* Start Material supplied *
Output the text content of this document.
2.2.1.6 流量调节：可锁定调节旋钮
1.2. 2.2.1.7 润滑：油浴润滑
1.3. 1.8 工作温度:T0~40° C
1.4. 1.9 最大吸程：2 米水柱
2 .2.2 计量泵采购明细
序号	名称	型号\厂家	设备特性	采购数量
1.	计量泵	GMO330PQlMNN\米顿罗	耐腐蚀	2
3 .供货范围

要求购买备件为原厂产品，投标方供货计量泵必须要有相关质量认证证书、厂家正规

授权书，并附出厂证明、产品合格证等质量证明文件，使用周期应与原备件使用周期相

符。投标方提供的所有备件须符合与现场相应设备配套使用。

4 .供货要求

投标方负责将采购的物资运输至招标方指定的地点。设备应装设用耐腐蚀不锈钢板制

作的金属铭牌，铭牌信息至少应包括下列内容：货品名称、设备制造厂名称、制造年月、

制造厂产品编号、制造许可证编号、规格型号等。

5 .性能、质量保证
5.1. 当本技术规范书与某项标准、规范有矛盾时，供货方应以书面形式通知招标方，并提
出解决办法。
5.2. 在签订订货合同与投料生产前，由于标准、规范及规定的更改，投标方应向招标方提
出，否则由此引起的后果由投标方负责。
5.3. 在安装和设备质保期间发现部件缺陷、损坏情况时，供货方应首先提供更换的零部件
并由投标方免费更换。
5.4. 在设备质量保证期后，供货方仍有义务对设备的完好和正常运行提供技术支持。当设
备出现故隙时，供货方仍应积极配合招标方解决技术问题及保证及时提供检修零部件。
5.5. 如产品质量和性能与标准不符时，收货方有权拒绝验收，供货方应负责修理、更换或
* End Material supplied *
• **The exercise**:
Restate each record word for word.

• **Solution below**:
Output the text content of this document.
2.2.1.6 流量调节：可锁定调节旋钮
1.2. 2.2.1.7 润滑：油浴润滑
1.3. 1.8 工作温度:T0~40° C
1.4. 1.9 最大吸程：2 米水柱
2 .2.2 计量泵采购明细
序号	名称	型号\厂家	设备特性	采购数量
1.	计量泵	GMO330PQlMNN\米顿罗	耐腐蚀	2
3 .供货范围

要求购买备件为原厂产品，投标方供货计量泵必须要有相关质量认证证书、厂家正规

授权书，并附出厂证明、产品合格证等质量证明文件，使用周期应与原备件使用周期相

符。投标方提供的所有备件须符合与现场相应设备配套使用。

4 .供货要求

投标方负责将采购的物资运输至招标方指定的地点。设备应装设用耐腐蚀不锈钢板制

作的金属铭牌，铭牌信息至少应包括下列内容：货品名称、设备制造厂名称、制造年月、

制造厂产品编号、制造许可证编号、规格型号等。

5 .性能、质量保证
5.1. 当本技术规范书与某项标准、规范有矛盾时，供货方应以书面形式通知招标方，并提
出解决办法。
5.2. 在签订订货合同与投料生产前，由于标准、规范及规定的更改，投标方应向招标方提
出，否则由此引起的后果由投标方负责。
5.3. 在安装和设备质保期间发现部件缺陷、损坏情况时，供货方应首先提供更换的零部件
并由投标方免费更换。
5.4. 在设备质量保证期后，供货方仍有义务对设备的完好和正常运行提供技术支持。当设
备出现故隙时，供货方仍应积极配合招标方解决技术问题及保证及时提供检修零部件。
5.5. 如产品质量和性能与标准不符时，收货方有权拒绝验收，供货方应负责修理、更换或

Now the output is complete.